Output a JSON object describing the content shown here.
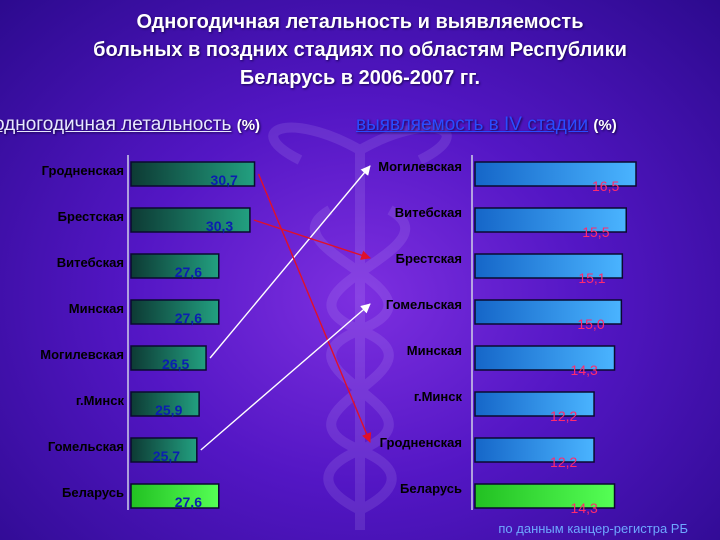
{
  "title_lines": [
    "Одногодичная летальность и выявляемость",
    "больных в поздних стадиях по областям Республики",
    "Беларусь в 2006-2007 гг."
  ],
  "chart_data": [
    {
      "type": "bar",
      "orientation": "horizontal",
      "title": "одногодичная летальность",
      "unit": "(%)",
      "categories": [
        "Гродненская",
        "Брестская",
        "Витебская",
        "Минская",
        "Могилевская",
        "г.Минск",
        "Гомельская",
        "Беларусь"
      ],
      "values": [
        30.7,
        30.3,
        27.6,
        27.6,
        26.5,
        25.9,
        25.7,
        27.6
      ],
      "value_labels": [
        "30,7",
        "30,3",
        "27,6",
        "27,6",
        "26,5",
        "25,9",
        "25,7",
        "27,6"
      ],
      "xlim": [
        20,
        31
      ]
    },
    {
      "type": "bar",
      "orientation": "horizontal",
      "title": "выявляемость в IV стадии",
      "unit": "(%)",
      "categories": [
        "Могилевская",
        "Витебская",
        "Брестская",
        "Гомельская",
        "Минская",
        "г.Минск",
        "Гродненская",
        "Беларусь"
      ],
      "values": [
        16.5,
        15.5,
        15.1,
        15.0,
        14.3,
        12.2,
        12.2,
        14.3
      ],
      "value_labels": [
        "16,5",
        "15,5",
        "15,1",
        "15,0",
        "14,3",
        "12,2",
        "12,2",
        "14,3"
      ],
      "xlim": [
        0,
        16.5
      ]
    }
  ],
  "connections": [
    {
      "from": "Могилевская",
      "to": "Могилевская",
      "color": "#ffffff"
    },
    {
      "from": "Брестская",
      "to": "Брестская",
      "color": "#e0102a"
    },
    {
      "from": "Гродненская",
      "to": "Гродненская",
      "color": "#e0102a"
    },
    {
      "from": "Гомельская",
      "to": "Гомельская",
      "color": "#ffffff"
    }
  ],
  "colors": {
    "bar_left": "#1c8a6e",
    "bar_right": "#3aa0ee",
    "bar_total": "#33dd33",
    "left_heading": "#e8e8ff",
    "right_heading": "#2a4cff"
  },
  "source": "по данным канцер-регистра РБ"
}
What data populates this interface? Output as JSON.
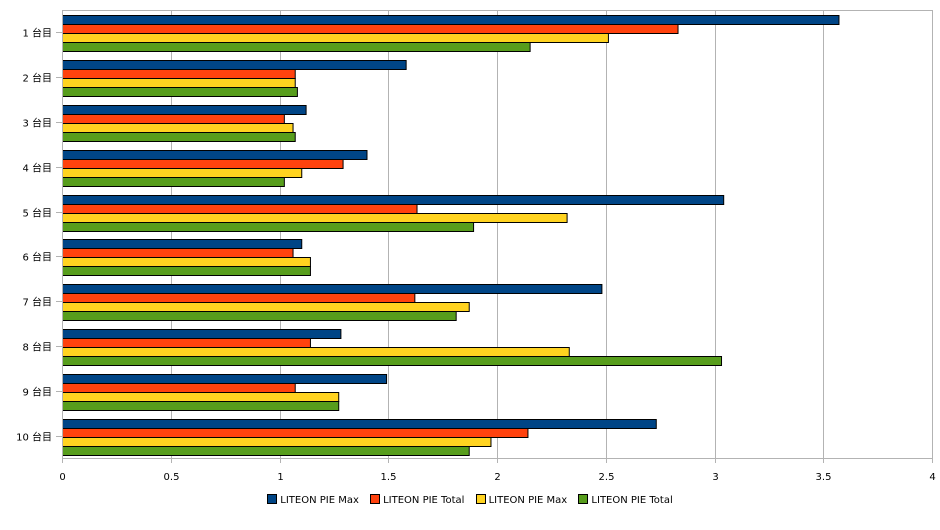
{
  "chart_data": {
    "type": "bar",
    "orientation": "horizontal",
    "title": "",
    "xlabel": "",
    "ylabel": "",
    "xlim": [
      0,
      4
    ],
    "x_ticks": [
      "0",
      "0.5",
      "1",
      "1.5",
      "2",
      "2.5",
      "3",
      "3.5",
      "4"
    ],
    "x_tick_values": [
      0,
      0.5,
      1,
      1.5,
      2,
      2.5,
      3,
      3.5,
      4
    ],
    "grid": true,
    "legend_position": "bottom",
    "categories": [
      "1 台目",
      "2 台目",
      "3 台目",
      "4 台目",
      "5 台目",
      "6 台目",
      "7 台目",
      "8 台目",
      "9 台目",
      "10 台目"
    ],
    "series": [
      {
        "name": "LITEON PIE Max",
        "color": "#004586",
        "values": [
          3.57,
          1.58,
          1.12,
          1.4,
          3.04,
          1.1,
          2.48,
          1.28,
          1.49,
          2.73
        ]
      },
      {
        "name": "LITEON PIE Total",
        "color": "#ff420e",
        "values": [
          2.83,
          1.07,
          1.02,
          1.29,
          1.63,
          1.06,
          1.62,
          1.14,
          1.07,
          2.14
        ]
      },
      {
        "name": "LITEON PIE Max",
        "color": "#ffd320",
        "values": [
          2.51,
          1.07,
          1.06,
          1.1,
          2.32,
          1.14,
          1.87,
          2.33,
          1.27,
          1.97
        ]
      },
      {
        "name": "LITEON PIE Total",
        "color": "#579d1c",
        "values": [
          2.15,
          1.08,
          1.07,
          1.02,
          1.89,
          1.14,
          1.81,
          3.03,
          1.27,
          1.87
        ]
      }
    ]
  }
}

________

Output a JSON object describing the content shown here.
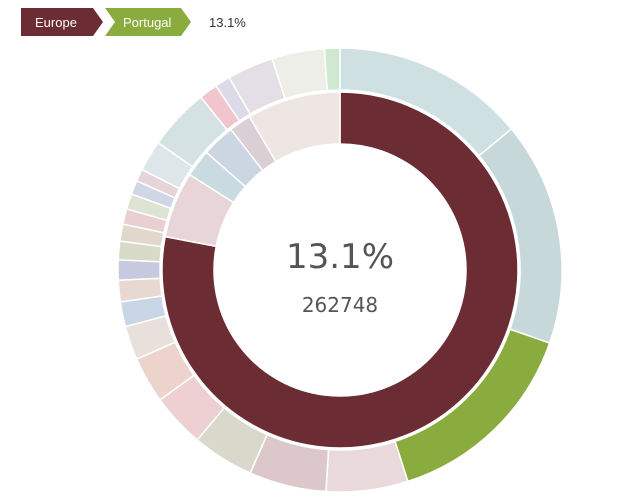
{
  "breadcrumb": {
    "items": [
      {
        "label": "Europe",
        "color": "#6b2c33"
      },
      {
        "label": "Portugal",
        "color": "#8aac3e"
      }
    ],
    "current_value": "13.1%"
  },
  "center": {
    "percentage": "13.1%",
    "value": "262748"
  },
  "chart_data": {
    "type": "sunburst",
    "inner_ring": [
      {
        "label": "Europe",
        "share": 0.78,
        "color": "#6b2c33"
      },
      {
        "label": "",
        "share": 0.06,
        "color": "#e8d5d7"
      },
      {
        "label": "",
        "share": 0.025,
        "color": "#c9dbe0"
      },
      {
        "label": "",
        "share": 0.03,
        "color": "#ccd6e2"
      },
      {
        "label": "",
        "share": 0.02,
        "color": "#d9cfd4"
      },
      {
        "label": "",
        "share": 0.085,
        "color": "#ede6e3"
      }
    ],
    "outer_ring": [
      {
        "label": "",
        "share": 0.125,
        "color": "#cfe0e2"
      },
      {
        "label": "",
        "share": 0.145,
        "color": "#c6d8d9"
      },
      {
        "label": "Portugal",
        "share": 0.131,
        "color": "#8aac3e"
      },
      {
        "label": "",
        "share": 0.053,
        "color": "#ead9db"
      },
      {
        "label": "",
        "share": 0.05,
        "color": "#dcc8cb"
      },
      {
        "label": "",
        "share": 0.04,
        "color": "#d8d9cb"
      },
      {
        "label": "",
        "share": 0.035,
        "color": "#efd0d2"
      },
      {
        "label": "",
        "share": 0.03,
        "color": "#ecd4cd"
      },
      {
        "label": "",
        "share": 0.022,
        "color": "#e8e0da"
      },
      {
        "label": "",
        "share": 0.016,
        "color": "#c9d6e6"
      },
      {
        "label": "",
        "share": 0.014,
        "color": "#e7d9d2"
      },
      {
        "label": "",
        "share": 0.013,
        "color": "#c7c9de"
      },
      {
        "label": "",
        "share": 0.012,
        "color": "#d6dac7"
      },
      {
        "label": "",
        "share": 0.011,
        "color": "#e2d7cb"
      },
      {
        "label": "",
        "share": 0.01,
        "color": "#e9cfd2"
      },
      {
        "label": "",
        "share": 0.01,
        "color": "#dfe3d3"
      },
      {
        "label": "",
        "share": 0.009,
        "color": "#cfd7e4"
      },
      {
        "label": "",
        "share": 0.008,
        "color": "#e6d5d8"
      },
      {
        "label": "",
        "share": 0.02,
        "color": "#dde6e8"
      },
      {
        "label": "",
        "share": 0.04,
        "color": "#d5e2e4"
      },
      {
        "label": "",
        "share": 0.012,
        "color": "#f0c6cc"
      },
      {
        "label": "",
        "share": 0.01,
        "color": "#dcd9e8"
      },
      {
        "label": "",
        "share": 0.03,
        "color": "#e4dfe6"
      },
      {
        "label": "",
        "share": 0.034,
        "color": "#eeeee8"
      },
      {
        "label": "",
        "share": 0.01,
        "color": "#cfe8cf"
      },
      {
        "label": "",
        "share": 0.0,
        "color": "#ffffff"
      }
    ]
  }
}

________

▸ What to produce
From the entries above, extract each line containing "type".

▸ Response for this exercise
      "type": "bar",
      "type": "bar",
    "type": "bar",
    "type": "sunburst",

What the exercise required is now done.